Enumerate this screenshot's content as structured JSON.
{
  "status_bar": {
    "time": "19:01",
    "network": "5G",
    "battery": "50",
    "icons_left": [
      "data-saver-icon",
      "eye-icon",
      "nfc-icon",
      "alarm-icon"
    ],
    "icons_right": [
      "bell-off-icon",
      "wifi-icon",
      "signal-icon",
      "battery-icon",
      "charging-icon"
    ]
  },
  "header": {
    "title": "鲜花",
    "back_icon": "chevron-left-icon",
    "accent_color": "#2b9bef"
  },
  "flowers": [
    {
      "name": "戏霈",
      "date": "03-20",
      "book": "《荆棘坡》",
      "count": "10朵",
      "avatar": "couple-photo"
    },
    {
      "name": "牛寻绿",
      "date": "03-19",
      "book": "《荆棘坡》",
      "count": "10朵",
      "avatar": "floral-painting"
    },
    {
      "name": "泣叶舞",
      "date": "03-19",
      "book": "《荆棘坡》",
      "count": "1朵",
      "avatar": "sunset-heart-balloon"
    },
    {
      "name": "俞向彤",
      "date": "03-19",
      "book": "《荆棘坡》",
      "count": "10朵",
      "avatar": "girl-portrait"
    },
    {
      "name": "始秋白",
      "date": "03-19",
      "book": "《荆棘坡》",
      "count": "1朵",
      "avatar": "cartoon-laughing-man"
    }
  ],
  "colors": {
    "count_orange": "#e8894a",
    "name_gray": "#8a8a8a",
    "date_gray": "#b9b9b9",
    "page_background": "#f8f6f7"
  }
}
◆ ◆ ◆
■ **Written request**: Print again each line of the listing above, exactly as it appears.

■ **Correct answer**:
Enumerate this screenshot's content as structured JSON.
{
  "status_bar": {
    "time": "19:01",
    "network": "5G",
    "battery": "50",
    "icons_left": [
      "data-saver-icon",
      "eye-icon",
      "nfc-icon",
      "alarm-icon"
    ],
    "icons_right": [
      "bell-off-icon",
      "wifi-icon",
      "signal-icon",
      "battery-icon",
      "charging-icon"
    ]
  },
  "header": {
    "title": "鲜花",
    "back_icon": "chevron-left-icon",
    "accent_color": "#2b9bef"
  },
  "flowers": [
    {
      "name": "戏霈",
      "date": "03-20",
      "book": "《荆棘坡》",
      "count": "10朵",
      "avatar": "couple-photo"
    },
    {
      "name": "牛寻绿",
      "date": "03-19",
      "book": "《荆棘坡》",
      "count": "10朵",
      "avatar": "floral-painting"
    },
    {
      "name": "泣叶舞",
      "date": "03-19",
      "book": "《荆棘坡》",
      "count": "1朵",
      "avatar": "sunset-heart-balloon"
    },
    {
      "name": "俞向彤",
      "date": "03-19",
      "book": "《荆棘坡》",
      "count": "10朵",
      "avatar": "girl-portrait"
    },
    {
      "name": "始秋白",
      "date": "03-19",
      "book": "《荆棘坡》",
      "count": "1朵",
      "avatar": "cartoon-laughing-man"
    }
  ],
  "colors": {
    "count_orange": "#e8894a",
    "name_gray": "#8a8a8a",
    "date_gray": "#b9b9b9",
    "page_background": "#f8f6f7"
  }
}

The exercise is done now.